WORK REQUIRED:
Copy out the whole listing exactly as written, leaving the pictures behind.

SUPPLIED RECORDS:
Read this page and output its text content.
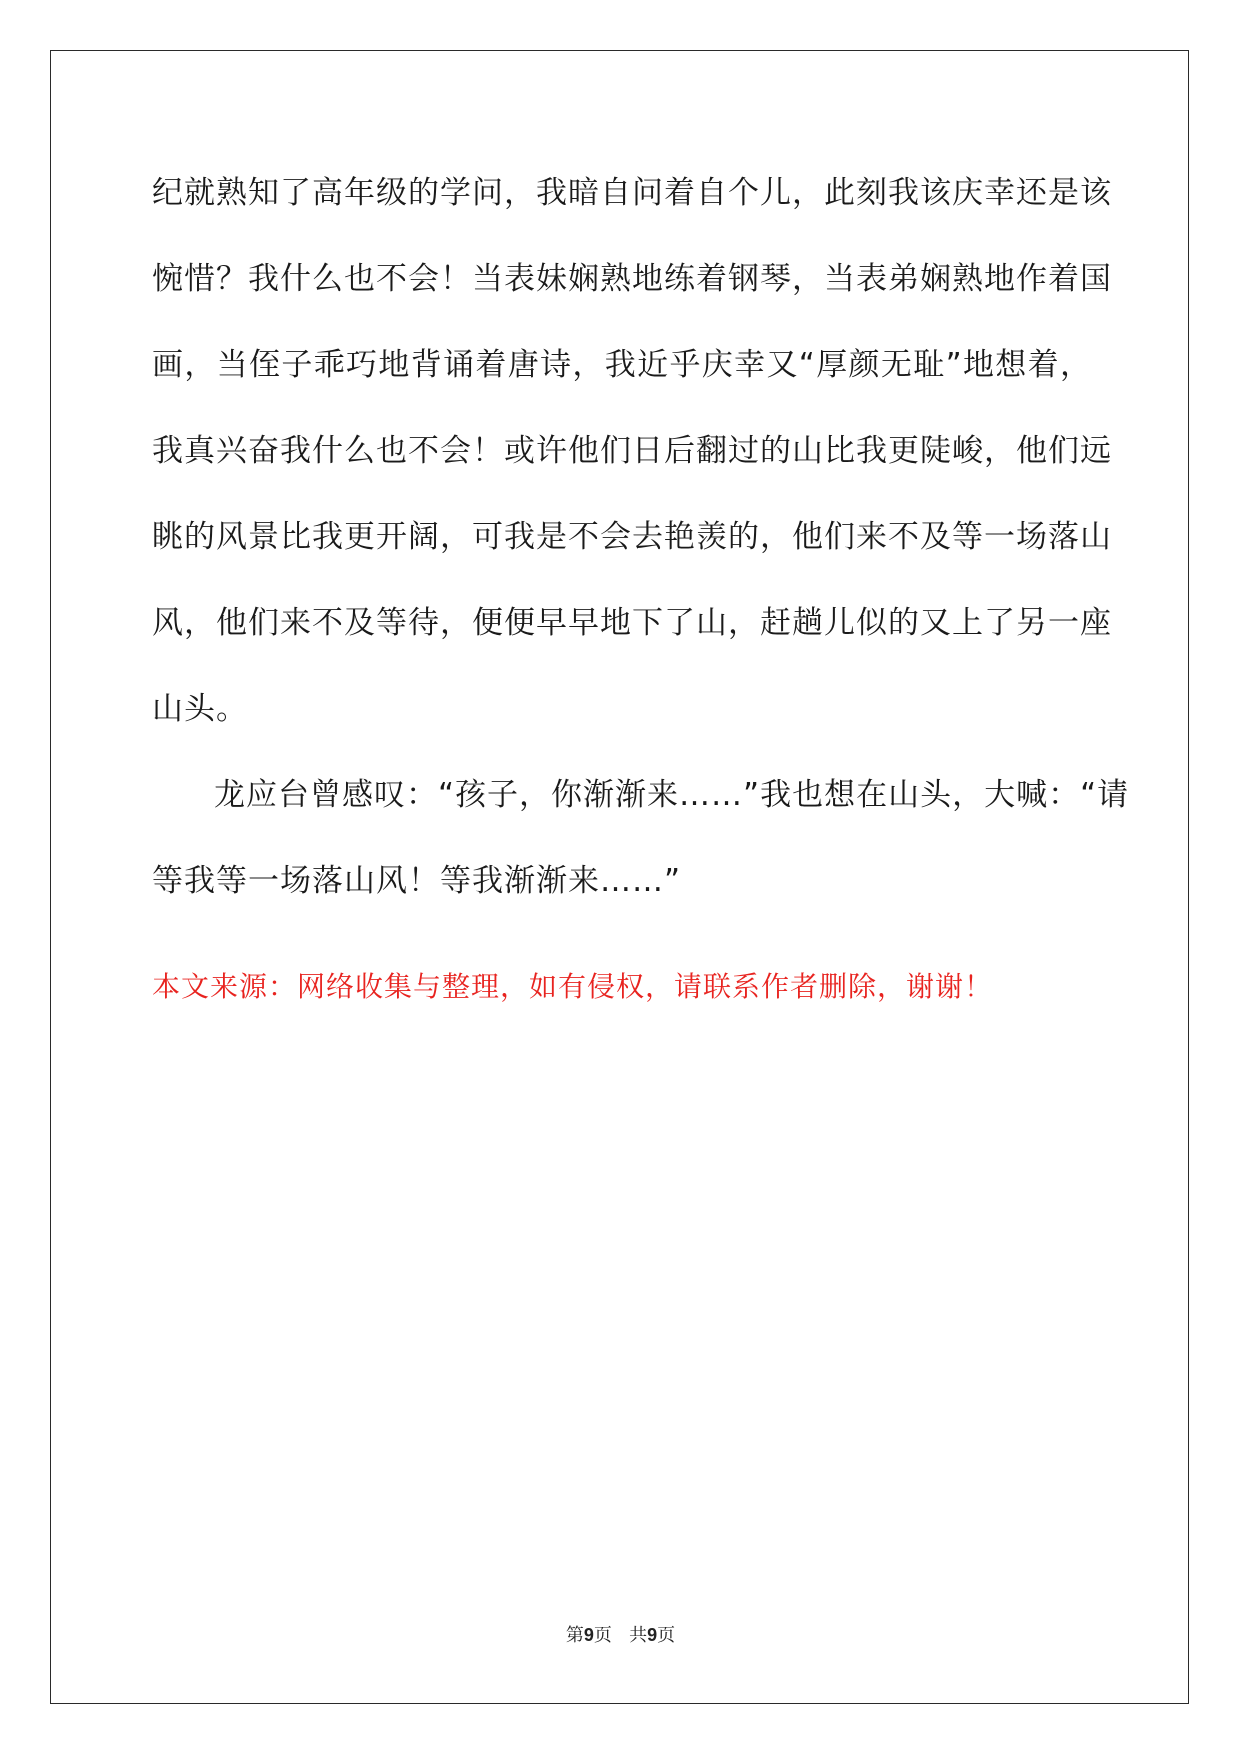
纪就熟知了高年级的学问，我暗自问着自个儿，此刻我该庆幸还是该
惋惜？我什么也不会！当表妹娴熟地练着钢琴，当表弟娴熟地作着国
画，当侄子乖巧地背诵着唐诗，我近乎庆幸又“厚颜无耻”地想着，
我真兴奋我什么也不会！或许他们日后翻过的山比我更陡峻，他们远
眺的风景比我更开阔，可我是不会去艳羡的，他们来不及等一场落山
风，他们来不及等待，便便早早地下了山，赶趟儿似的又上了另一座
山头。
龙应台曾感叹：“孩子，你渐渐来……”我也想在山头，大喊：“请
等我等一场落山风！等我渐渐来……”
本文来源：网络收集与整理，如有侵权，请联系作者删除，谢谢！
第9页 共9页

RESULT OF THE EXERCISE:
Read this page and output its text content.
纪就熟知了高年级的学问，我暗自问着自个儿，此刻我该庆幸还是该
惋惜？我什么也不会！当表妹娴熟地练着钢琴，当表弟娴熟地作着国
画，当侄子乖巧地背诵着唐诗，我近乎庆幸又“厚颜无耻”地想着，
我真兴奋我什么也不会！或许他们日后翻过的山比我更陡峻，他们远
眺的风景比我更开阔，可我是不会去艳羡的，他们来不及等一场落山
风，他们来不及等待，便便早早地下了山，赶趟儿似的又上了另一座
山头。
龙应台曾感叹：“孩子，你渐渐来……”我也想在山头，大喊：“请
等我等一场落山风！等我渐渐来……”
本文来源：网络收集与整理，如有侵权，请联系作者删除，谢谢！
第9页 共9页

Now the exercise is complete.